### [WORK TO BE COMPLETED]
What is the number of lines that include the word "counter"? Provide only that figure.

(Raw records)
━━━━━━━━

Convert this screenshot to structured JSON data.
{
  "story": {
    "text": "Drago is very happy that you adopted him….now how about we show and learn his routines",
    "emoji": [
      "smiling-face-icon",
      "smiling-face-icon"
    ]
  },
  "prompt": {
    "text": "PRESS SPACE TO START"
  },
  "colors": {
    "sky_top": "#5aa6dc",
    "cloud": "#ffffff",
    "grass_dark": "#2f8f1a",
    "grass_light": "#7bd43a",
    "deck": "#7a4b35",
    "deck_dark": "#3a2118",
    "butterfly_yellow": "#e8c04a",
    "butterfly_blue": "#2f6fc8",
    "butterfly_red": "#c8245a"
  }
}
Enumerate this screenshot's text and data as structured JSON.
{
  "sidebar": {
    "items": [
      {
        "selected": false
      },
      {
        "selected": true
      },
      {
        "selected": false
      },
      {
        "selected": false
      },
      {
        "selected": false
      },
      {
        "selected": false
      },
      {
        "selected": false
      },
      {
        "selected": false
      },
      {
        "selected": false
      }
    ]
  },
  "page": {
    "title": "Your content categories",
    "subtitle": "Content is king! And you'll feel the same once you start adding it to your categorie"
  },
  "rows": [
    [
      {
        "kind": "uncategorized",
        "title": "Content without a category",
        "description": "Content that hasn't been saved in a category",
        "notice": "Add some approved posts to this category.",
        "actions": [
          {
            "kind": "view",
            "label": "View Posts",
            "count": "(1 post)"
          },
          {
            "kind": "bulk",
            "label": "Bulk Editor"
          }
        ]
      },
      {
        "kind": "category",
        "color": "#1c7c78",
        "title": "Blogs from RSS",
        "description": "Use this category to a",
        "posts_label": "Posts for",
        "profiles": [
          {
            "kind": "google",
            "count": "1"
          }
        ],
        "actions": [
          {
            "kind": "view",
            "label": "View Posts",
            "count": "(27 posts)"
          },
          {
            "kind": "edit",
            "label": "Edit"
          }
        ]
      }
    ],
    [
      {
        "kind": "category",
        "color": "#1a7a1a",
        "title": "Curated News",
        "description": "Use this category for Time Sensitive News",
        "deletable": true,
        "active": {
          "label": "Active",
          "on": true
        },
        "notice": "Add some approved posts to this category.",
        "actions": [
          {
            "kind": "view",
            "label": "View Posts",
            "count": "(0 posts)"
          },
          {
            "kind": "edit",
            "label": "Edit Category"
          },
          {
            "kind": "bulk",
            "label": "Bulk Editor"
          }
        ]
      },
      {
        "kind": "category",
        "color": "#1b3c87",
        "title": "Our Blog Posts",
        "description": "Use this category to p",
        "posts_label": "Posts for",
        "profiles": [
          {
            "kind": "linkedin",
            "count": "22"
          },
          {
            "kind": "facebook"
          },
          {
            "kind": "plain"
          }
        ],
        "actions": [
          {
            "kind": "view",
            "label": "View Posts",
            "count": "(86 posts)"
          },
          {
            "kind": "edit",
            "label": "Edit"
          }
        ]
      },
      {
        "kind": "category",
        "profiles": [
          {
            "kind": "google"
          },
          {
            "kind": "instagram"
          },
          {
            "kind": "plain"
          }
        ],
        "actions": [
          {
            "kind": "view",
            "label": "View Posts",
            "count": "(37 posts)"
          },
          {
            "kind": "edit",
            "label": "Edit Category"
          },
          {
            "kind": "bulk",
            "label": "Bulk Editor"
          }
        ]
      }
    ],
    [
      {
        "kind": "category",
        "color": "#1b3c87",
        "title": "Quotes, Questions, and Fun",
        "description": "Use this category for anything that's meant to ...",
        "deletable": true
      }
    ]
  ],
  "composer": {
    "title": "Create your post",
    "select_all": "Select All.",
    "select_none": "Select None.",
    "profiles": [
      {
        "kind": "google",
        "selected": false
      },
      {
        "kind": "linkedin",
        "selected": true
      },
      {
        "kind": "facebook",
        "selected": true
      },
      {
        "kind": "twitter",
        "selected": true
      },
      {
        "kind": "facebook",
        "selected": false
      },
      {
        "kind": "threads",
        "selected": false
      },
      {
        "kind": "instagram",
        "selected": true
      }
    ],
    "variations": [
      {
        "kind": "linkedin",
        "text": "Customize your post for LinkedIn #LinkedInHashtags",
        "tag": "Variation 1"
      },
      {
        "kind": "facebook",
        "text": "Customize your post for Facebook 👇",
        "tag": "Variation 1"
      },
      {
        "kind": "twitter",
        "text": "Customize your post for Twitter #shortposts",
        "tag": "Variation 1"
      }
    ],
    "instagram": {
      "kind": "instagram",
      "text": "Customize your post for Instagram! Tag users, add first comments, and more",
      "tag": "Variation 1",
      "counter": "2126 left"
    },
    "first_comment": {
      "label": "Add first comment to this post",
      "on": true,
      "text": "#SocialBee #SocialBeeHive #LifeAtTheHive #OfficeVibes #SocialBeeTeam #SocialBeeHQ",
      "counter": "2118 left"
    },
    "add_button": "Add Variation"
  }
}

━━━━━━━━

### [FINAL RESULT]
2